[Raw records]
__________

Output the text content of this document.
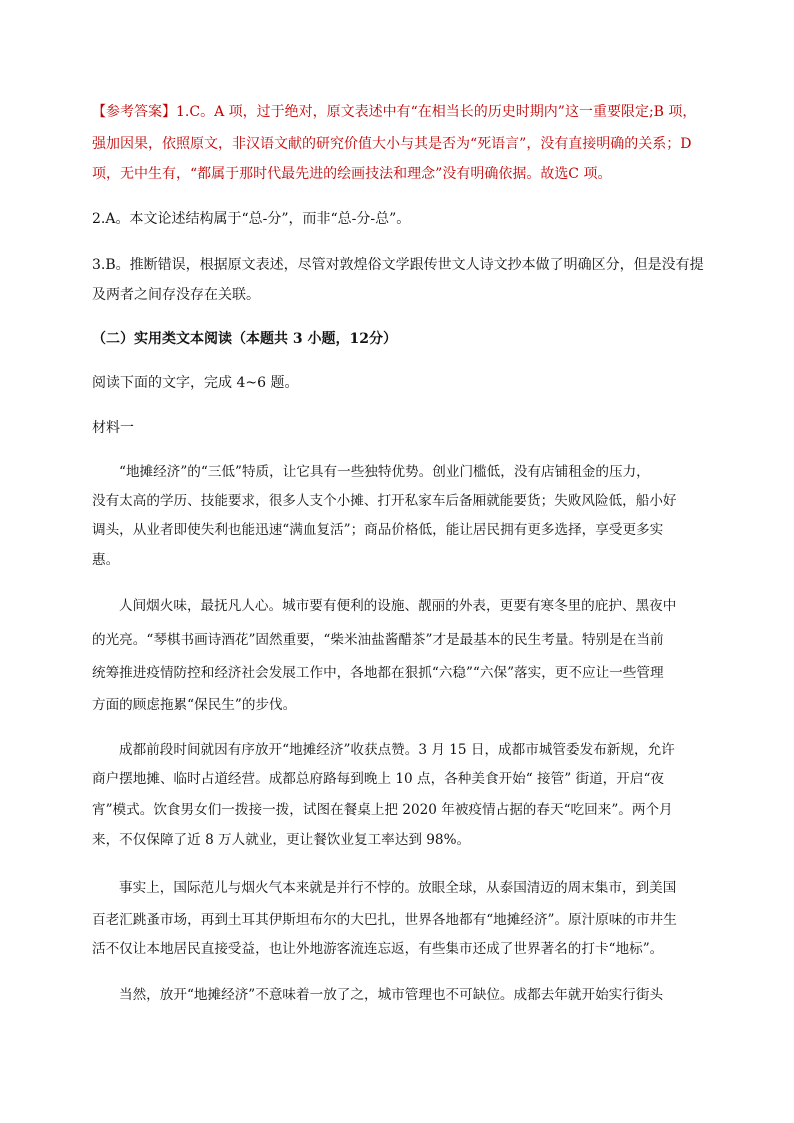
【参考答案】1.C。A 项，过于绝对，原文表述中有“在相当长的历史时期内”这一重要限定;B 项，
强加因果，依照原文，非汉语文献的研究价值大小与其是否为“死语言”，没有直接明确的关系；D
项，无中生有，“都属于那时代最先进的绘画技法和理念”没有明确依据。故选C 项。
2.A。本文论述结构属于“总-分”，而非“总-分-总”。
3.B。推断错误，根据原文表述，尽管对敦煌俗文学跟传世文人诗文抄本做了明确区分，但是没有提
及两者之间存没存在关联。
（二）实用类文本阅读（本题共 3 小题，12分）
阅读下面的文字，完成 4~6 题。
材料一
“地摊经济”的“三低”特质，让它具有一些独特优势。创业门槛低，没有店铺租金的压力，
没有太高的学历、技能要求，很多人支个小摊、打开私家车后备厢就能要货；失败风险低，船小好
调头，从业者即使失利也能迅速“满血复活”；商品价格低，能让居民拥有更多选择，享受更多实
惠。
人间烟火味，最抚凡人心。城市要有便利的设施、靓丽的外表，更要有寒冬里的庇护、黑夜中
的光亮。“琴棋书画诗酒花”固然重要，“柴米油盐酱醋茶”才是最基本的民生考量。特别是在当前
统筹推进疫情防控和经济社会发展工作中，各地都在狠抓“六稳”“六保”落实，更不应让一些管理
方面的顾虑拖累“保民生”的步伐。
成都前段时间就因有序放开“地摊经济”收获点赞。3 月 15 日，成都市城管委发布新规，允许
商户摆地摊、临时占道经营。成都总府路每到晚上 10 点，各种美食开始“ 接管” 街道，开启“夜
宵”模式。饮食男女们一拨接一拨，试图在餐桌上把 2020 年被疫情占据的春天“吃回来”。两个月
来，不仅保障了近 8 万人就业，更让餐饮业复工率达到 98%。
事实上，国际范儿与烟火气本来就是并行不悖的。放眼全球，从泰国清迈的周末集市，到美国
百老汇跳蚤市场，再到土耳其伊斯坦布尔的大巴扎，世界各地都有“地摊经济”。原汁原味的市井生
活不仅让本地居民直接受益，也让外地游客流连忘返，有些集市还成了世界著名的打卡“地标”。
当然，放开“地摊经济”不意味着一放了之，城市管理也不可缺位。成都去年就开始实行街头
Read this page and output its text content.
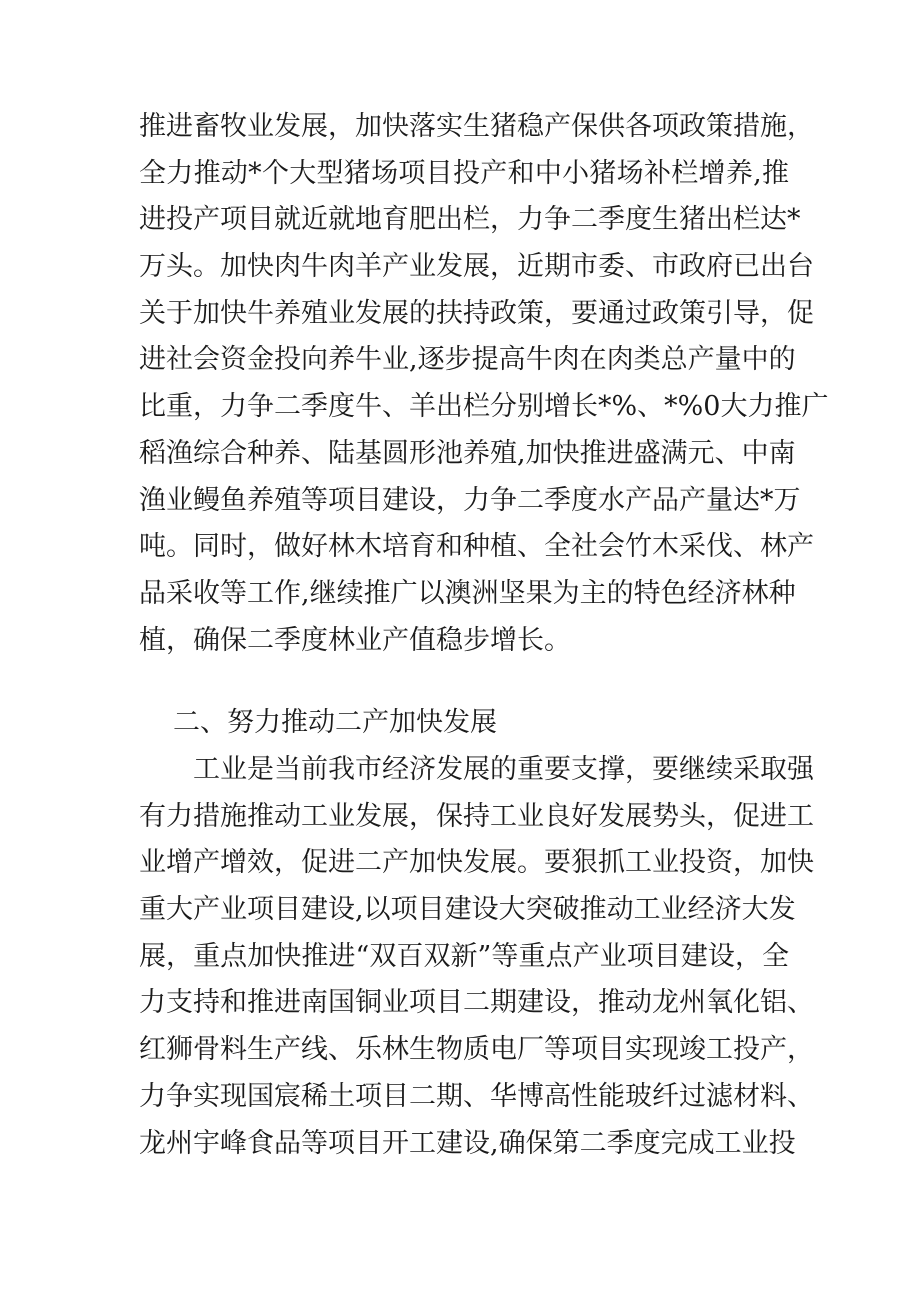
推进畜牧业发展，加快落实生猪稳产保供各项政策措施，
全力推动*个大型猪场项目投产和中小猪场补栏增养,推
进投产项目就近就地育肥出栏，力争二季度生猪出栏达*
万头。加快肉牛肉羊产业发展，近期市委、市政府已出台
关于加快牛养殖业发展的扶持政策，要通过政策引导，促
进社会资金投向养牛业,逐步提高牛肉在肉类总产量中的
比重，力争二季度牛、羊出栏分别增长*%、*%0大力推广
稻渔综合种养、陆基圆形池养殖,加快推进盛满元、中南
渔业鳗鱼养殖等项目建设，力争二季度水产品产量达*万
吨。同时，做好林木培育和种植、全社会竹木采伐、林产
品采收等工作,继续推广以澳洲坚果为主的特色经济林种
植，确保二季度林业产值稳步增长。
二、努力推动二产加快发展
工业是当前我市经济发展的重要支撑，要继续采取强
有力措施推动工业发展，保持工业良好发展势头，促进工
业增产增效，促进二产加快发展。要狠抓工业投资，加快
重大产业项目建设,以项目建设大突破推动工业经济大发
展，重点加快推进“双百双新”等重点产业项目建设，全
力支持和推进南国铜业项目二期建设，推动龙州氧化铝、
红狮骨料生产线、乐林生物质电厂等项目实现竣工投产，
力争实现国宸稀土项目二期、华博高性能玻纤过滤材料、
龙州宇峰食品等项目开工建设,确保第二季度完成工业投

__________

Find every line in the records that contains the word "text"; copy those lines.

* _RESPONSE FOR THIS EXERCISE_
Output the text content of this document.
Read this page and output its text content.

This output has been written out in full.